>> START Source data
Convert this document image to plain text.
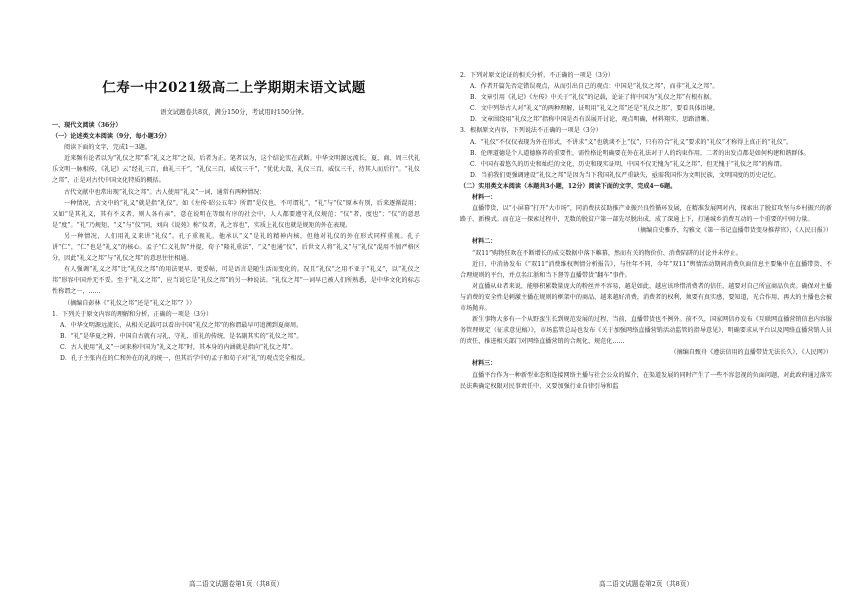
仁寿一中2021级高二上学期期末语文试题
语文试题卷共8页，满分150分，考试用时150分钟。

一、现代文阅读（36分）

（一）论述类文本阅读（9分，每小题3分）

阅读下面的文字，完成1～3题。

近来频有论者以为“礼仪之邦”系“礼义之邦”之误，后者为正。笔者以为，这个结论实在武断。中华文明源远流长，夏、商、周三代礼乐文明一脉相传，《礼记》云“经礼三百，曲礼三千”，“礼仪三百，威仪三千”，“优优大哉，礼仪三百，威仪三千，待其人而后行”。“礼仪之邦”，正是对古代中国文化特质的概括。

古代文献中也常出现“礼仪之邦”。古人使用“礼义”一词，通常有两种情况：

一种情况，古文中的“礼义”就是指“礼仪”。如《左传·昭公五年》所谓“是仪也，不可谓礼”，“礼”与“仪”原本有别，后来逐渐混用；又如“是其礼义，其有不义者，则人各有亲”，意在说明在等级有序的社会中，人人都要遵守礼仪规范；“仪”者，度也”；“仪”的意思是“度”。“礼”乃规矩，“义”与“仪”同，刘向《说苑》称“仪者，礼之容也”，实质上礼仪也就是规矩的外在表现。

另一种情况，人们用礼义来讲“礼仪”。孔子重视礼，他承认“义”是礼的精神内核，但他对礼仪的外在形式同样重视。孔子讲“仁”，“仁”也是“礼义”的核心。孟子“仁义礼智”并提，荀子“隆礼重法”，“义”也通“仪”，后世文人将“礼义”与“礼仪”混用不加严格区分，因此“礼义之邦”与“礼仪之邦”的意思往往相通。

有人强调“礼义之邦”比“礼仪之邦”的用法更早、更妥帖，可是语言是随生活而变化的。况且“礼仪”之用不亚于“礼义”，以“礼仪之邦”形容中国并无不妥。至于“礼义之邦”，应当说它是“礼仪之邦”的另一种说法。“礼仪之邦”一词早已被人们所熟悉，是中华文化的标志性称谓之一，……

（摘编自彭林《“礼仪之邦”还是“礼义之邦”？》）

1．下列关于原文内容的理解和分析，正确的一项是（3分）

A．中华文明源远流长，从相关记载可以看出中国“礼仪之邦”的称谓最早可追溯到夏商周。

B．“礼”是华夏之粹，中国自古就有习礼、守礼、重礼的传统，是名副其实的“礼仪之邦”。

C．古人使用“礼义”一词来称中国为“礼义之邦”时，其本身的内涵就是指向“礼仪之邦”。

D．孔子主张内在的仁和外在的礼的统一，但其后学中的孟子和荀子对“礼”的观点完全相反。

2．下列对原文论证的相关分析，不正确的一项是（3分）

A．作者开篇先否定错误观点，从而引出自己的观点：中国是“礼仪之邦”，而非“礼义之邦”。

B．文章引用《礼记》《左传》中关于“礼仪”的记载，论证了将中国为“礼仪之邦”有根有据。

C．文中列举古人对“礼义”的两种理解，证明用“礼义之邦”还是“礼仪之邦”，要看具体语境。

D．文章围绕用“礼仪之邦”指称中国是否有误展开讨论，观点明确，材料翔实，思路清晰。

3．根据原文内容，下列说法不正确的一项是（3分）

A．“礼仪”不仅仅表现为外在形式，不讲求“义”也就谈不上“仪”，只有符合“礼义”要求的“礼仪”才称得上真正的“礼仪”。

B．伦理道德是个人道德修养的重要性，需性格论明确要在外在礼法对于人的约束作用，二者的出发点都是如何构建和谐群体。

C．中国有着悠久的历史和灿烂的文化，历史和现实证明，中国不仅无愧为“礼义之邦”，但无愧于“礼仪之邦”的称谓。

D．当前我们更强调建设“礼仪之邦”是因为当下我国礼仪严重缺失，亟需我国作为文明民族，文明国度的历史记忆。

（二）实用类文本阅读（本题共3小题，12分）阅读下面的文字，完成4～6题。

材料一：

直播带货，以“小屏幕”打开“大市场”，同消费扶贫助推产业振兴良性循环发展，在精准发展网对内，探索出了脱贫攻坚与乡村振兴的新路子、新模式。而在这一探索过程中，无数的脱贫户第一部先尽脱出成，成了深通上下，打通城乡消费互动的一个重要的中间力量。

（摘编自史雅乔、勾雅文《第一书记直播带货变身推荐官》，《人民日报》）

材料二：

“双11”购物狂欢在不断增长的成交数据中落下帷幕，然而有关的物价价、消费陷阱的讨论并未停止。

近日，中消协发布《“双11”消费维权舆情分析报告》，与往年不同，今年“双11”舆情活动期间消费负面信息主要集中在直播带货、不合理规则的平台，并点名江浙和当下督等直播带货“翻车”事件。

对直播从业者来说，能够积累数量庞大的粉丝并不容易，越是如此，越应该珍惜消费者的信任，越要对自己所宣商品负责。确保对主播与消费的安全性是刺激主播在规则的框架中的商品，越来越好消费，消费者的权利，须要有真实感，要知道，光合作用，再大的主播也会被市场抛弃。

新生事物大多有一个从野蛮生长到规范发展的过程，当前，直播带货也不例外。前不久，国家网信办发布《互联网直播营销信息内容服务管理规定（征求意见稿）》，市场监管总局也发布《关于加强网络直播营销活动监管的指导意见》，明确要求从平台以及网络直播营销人员的责任，推进相关部门对网络直播营销的合规化、规范化……

（摘编自甄舟《遵法信用的直播带货无法长久》，《人民网》）

材料三：

直播平台作为一种新型业态和连接网络主播与社会公众的媒介，在渠道发展的同时产生了一些不容忽视的负面问题，对此政府通过落实民法典确定权限对民事责任中，又要加强行业自律引导和监

高二语文试题卷第1页（共8页）	高二语文试题卷第2页（共8页）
>> END Source data
Given exercise:
Gather and copy every line of the data in which the string "中华文明源远流长" is found.

Finished exercise:
近来频有论者以为“礼仪之邦”系“礼义之邦”之误，后者为正。笔者以为，这个结论实在武断。中华文明源远流长，夏、商、周三代礼乐文明一脉相传，《礼记》云“经礼三百，曲礼三千”，“礼仪三百，威仪三千”，“优优大哉，礼仪三百，威仪三千，待其人而后行”。“礼仪之邦”，正是对古代中国文化特质的概括。
A．中华文明源远流长，从相关记载可以看出中国“礼仪之邦”的称谓最早可追溯到夏商周。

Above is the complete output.